┌──
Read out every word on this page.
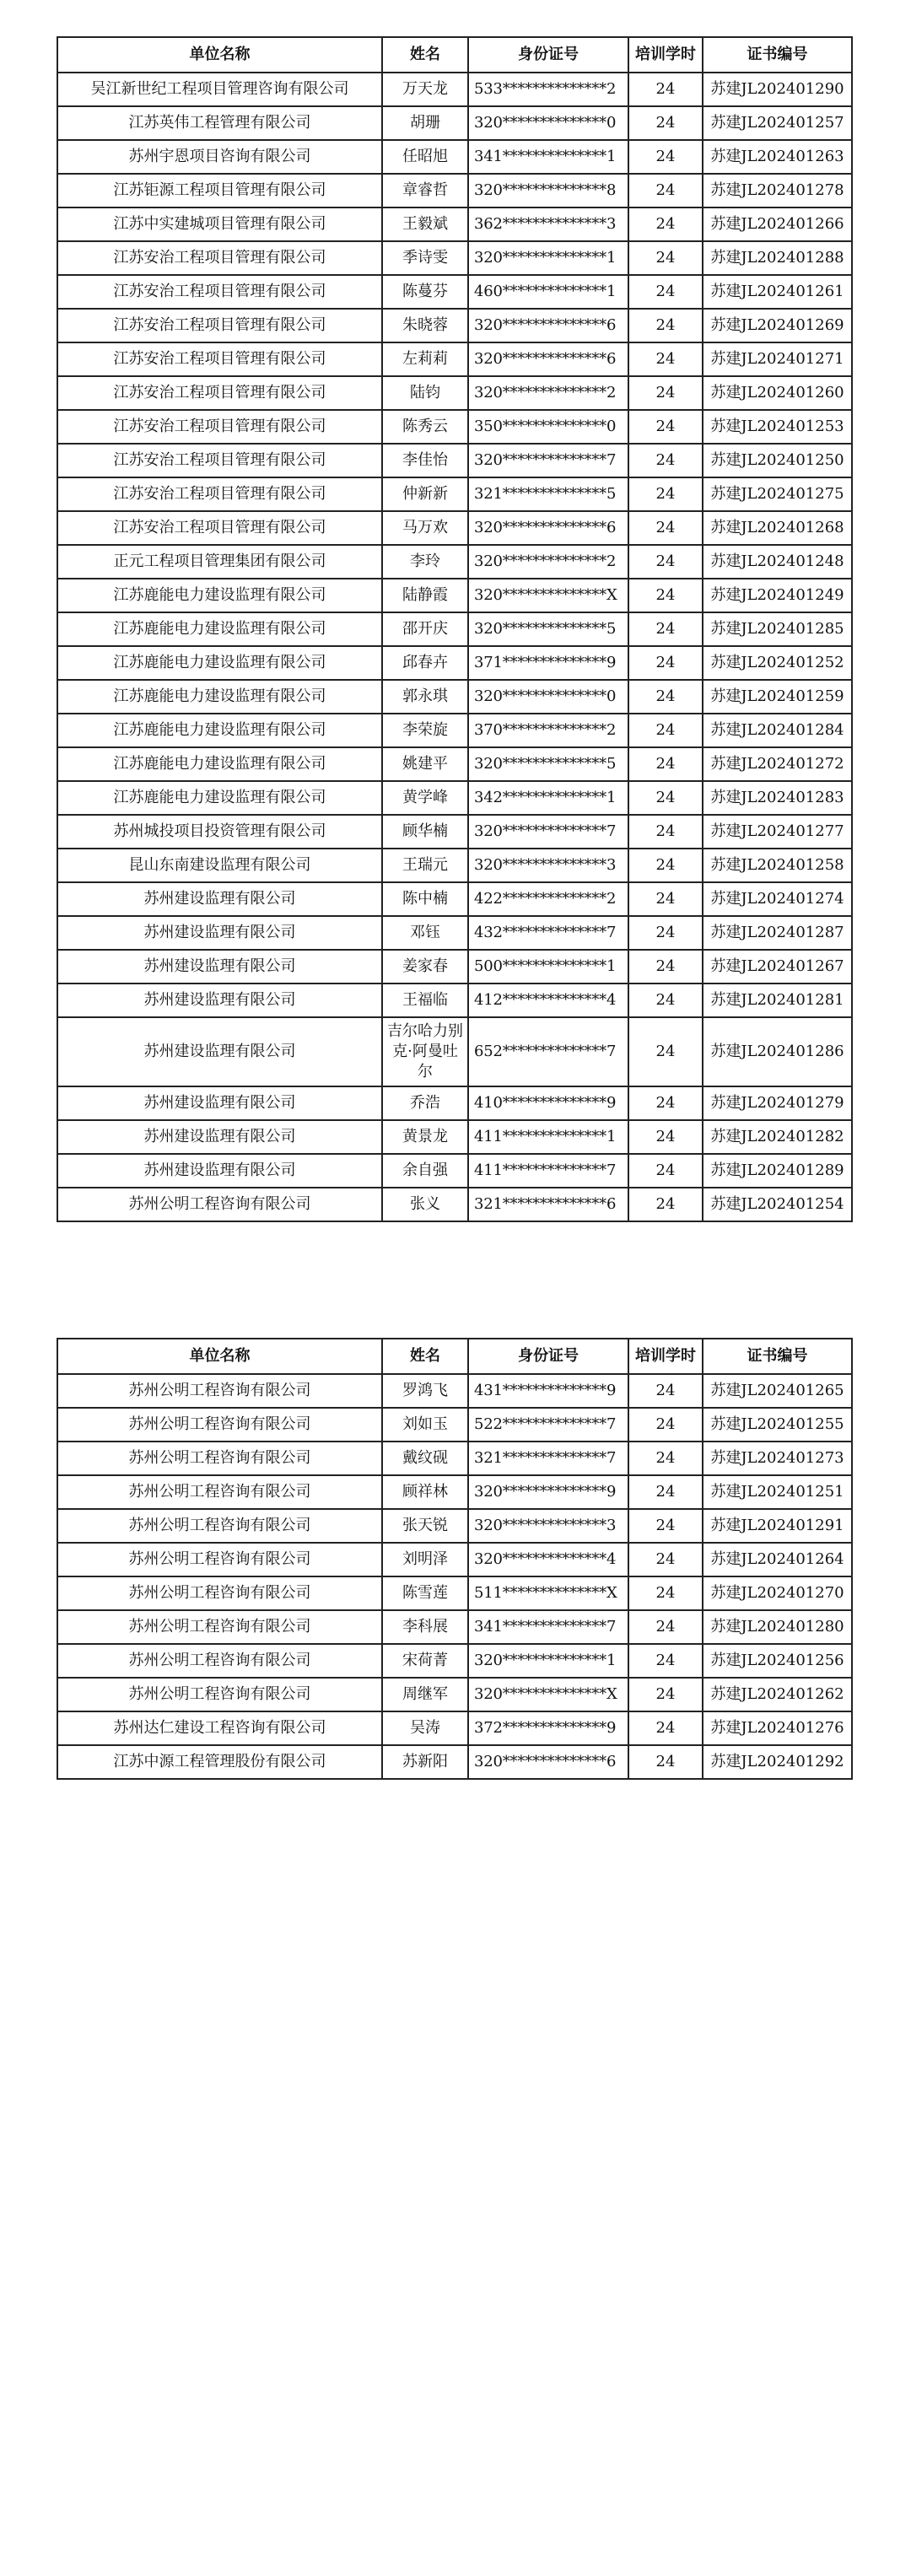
单位名称	姓名	身份证号	培训学时	证书编号
吴江新世纪工程项目管理咨询有限公司	万天龙	533**************2	24	苏建JL202401290
江苏英伟工程管理有限公司	胡珊	320**************0	24	苏建JL202401257
苏州宇恩项目咨询有限公司	任昭旭	341**************1	24	苏建JL202401263
江苏钜源工程项目管理有限公司	章睿哲	320**************8	24	苏建JL202401278
江苏中实建城项目管理有限公司	王毅斌	362**************3	24	苏建JL202401266
江苏安治工程项目管理有限公司	季诗雯	320**************1	24	苏建JL202401288
江苏安治工程项目管理有限公司	陈蔓芬	460**************1	24	苏建JL202401261
江苏安治工程项目管理有限公司	朱晓蓉	320**************6	24	苏建JL202401269
江苏安治工程项目管理有限公司	左莉莉	320**************6	24	苏建JL202401271
江苏安治工程项目管理有限公司	陆钧	320**************2	24	苏建JL202401260
江苏安治工程项目管理有限公司	陈秀云	350**************0	24	苏建JL202401253
江苏安治工程项目管理有限公司	李佳怡	320**************7	24	苏建JL202401250
江苏安治工程项目管理有限公司	仲新新	321**************5	24	苏建JL202401275
江苏安治工程项目管理有限公司	马万欢	320**************6	24	苏建JL202401268
正元工程项目管理集团有限公司	李玲	320**************2	24	苏建JL202401248
江苏鹿能电力建设监理有限公司	陆静霞	320**************X	24	苏建JL202401249
江苏鹿能电力建设监理有限公司	邵开庆	320**************5	24	苏建JL202401285
江苏鹿能电力建设监理有限公司	邱春卉	371**************9	24	苏建JL202401252
江苏鹿能电力建设监理有限公司	郭永琪	320**************0	24	苏建JL202401259
江苏鹿能电力建设监理有限公司	李荣旋	370**************2	24	苏建JL202401284
江苏鹿能电力建设监理有限公司	姚建平	320**************5	24	苏建JL202401272
江苏鹿能电力建设监理有限公司	黄学峰	342**************1	24	苏建JL202401283
苏州城投项目投资管理有限公司	顾华楠	320**************7	24	苏建JL202401277
昆山东南建设监理有限公司	王瑞元	320**************3	24	苏建JL202401258
苏州建设监理有限公司	陈中楠	422**************2	24	苏建JL202401274
苏州建设监理有限公司	邓钰	432**************7	24	苏建JL202401287
苏州建设监理有限公司	姜家春	500**************1	24	苏建JL202401267
苏州建设监理有限公司	王福临	412**************4	24	苏建JL202401281
苏州建设监理有限公司	吉尔哈力别克·阿曼吐尔	652**************7	24	苏建JL202401286
苏州建设监理有限公司	乔浩	410**************9	24	苏建JL202401279
苏州建设监理有限公司	黄景龙	411**************1	24	苏建JL202401282
苏州建设监理有限公司	余自强	411**************7	24	苏建JL202401289
苏州公明工程咨询有限公司	张义	321**************6	24	苏建JL202401254
单位名称	姓名	身份证号	培训学时	证书编号
苏州公明工程咨询有限公司	罗鸿飞	431**************9	24	苏建JL202401265
苏州公明工程咨询有限公司	刘如玉	522**************7	24	苏建JL202401255
苏州公明工程咨询有限公司	戴纹砚	321**************7	24	苏建JL202401273
苏州公明工程咨询有限公司	顾祥林	320**************9	24	苏建JL202401251
苏州公明工程咨询有限公司	张天锐	320**************3	24	苏建JL202401291
苏州公明工程咨询有限公司	刘明泽	320**************4	24	苏建JL202401264
苏州公明工程咨询有限公司	陈雪莲	511**************X	24	苏建JL202401270
苏州公明工程咨询有限公司	李科展	341**************7	24	苏建JL202401280
苏州公明工程咨询有限公司	宋荷菁	320**************1	24	苏建JL202401256
苏州公明工程咨询有限公司	周继军	320**************X	24	苏建JL202401262
苏州达仁建设工程咨询有限公司	吴涛	372**************9	24	苏建JL202401276
江苏中源工程管理股份有限公司	苏新阳	320**************6	24	苏建JL202401292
└──
_WHAT TO PRODUCE:_ Nothing but the pictures may be dropped; output the records above exactly.

_CORRECT OUTPUT:_
Read out every word on this page.
单位名称	姓名	身份证号	培训学时	证书编号
吴江新世纪工程项目管理咨询有限公司	万天龙	533**************2	24	苏建JL202401290
江苏英伟工程管理有限公司	胡珊	320**************0	24	苏建JL202401257
苏州宇恩项目咨询有限公司	任昭旭	341**************1	24	苏建JL202401263
江苏钜源工程项目管理有限公司	章睿哲	320**************8	24	苏建JL202401278
江苏中实建城项目管理有限公司	王毅斌	362**************3	24	苏建JL202401266
江苏安治工程项目管理有限公司	季诗雯	320**************1	24	苏建JL202401288
江苏安治工程项目管理有限公司	陈蔓芬	460**************1	24	苏建JL202401261
江苏安治工程项目管理有限公司	朱晓蓉	320**************6	24	苏建JL202401269
江苏安治工程项目管理有限公司	左莉莉	320**************6	24	苏建JL202401271
江苏安治工程项目管理有限公司	陆钧	320**************2	24	苏建JL202401260
江苏安治工程项目管理有限公司	陈秀云	350**************0	24	苏建JL202401253
江苏安治工程项目管理有限公司	李佳怡	320**************7	24	苏建JL202401250
江苏安治工程项目管理有限公司	仲新新	321**************5	24	苏建JL202401275
江苏安治工程项目管理有限公司	马万欢	320**************6	24	苏建JL202401268
正元工程项目管理集团有限公司	李玲	320**************2	24	苏建JL202401248
江苏鹿能电力建设监理有限公司	陆静霞	320**************X	24	苏建JL202401249
江苏鹿能电力建设监理有限公司	邵开庆	320**************5	24	苏建JL202401285
江苏鹿能电力建设监理有限公司	邱春卉	371**************9	24	苏建JL202401252
江苏鹿能电力建设监理有限公司	郭永琪	320**************0	24	苏建JL202401259
江苏鹿能电力建设监理有限公司	李荣旋	370**************2	24	苏建JL202401284
江苏鹿能电力建设监理有限公司	姚建平	320**************5	24	苏建JL202401272
江苏鹿能电力建设监理有限公司	黄学峰	342**************1	24	苏建JL202401283
苏州城投项目投资管理有限公司	顾华楠	320**************7	24	苏建JL202401277
昆山东南建设监理有限公司	王瑞元	320**************3	24	苏建JL202401258
苏州建设监理有限公司	陈中楠	422**************2	24	苏建JL202401274
苏州建设监理有限公司	邓钰	432**************7	24	苏建JL202401287
苏州建设监理有限公司	姜家春	500**************1	24	苏建JL202401267
苏州建设监理有限公司	王福临	412**************4	24	苏建JL202401281
苏州建设监理有限公司	吉尔哈力别克·阿曼吐尔	652**************7	24	苏建JL202401286
苏州建设监理有限公司	乔浩	410**************9	24	苏建JL202401279
苏州建设监理有限公司	黄景龙	411**************1	24	苏建JL202401282
苏州建设监理有限公司	余自强	411**************7	24	苏建JL202401289
苏州公明工程咨询有限公司	张义	321**************6	24	苏建JL202401254
单位名称	姓名	身份证号	培训学时	证书编号
苏州公明工程咨询有限公司	罗鸿飞	431**************9	24	苏建JL202401265
苏州公明工程咨询有限公司	刘如玉	522**************7	24	苏建JL202401255
苏州公明工程咨询有限公司	戴纹砚	321**************7	24	苏建JL202401273
苏州公明工程咨询有限公司	顾祥林	320**************9	24	苏建JL202401251
苏州公明工程咨询有限公司	张天锐	320**************3	24	苏建JL202401291
苏州公明工程咨询有限公司	刘明泽	320**************4	24	苏建JL202401264
苏州公明工程咨询有限公司	陈雪莲	511**************X	24	苏建JL202401270
苏州公明工程咨询有限公司	李科展	341**************7	24	苏建JL202401280
苏州公明工程咨询有限公司	宋荷菁	320**************1	24	苏建JL202401256
苏州公明工程咨询有限公司	周继军	320**************X	24	苏建JL202401262
苏州达仁建设工程咨询有限公司	吴涛	372**************9	24	苏建JL202401276
江苏中源工程管理股份有限公司	苏新阳	320**************6	24	苏建JL202401292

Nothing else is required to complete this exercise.